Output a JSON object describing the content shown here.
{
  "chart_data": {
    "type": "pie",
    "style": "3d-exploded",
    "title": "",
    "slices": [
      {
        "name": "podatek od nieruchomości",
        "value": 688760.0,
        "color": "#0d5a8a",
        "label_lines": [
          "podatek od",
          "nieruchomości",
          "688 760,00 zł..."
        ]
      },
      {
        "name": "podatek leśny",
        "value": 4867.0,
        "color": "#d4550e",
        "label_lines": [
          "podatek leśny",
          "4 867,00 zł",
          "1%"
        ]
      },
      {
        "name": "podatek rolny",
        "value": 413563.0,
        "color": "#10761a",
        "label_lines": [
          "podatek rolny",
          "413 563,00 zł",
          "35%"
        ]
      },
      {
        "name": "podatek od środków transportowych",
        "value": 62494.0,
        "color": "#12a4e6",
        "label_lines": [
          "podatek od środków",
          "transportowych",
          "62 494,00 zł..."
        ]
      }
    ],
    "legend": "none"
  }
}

* * *

**SET PROBLEM:** Of the lines in the data, how many hold the string "value"? State the number, nothing else.

**CORRECT RESPONSE:** 4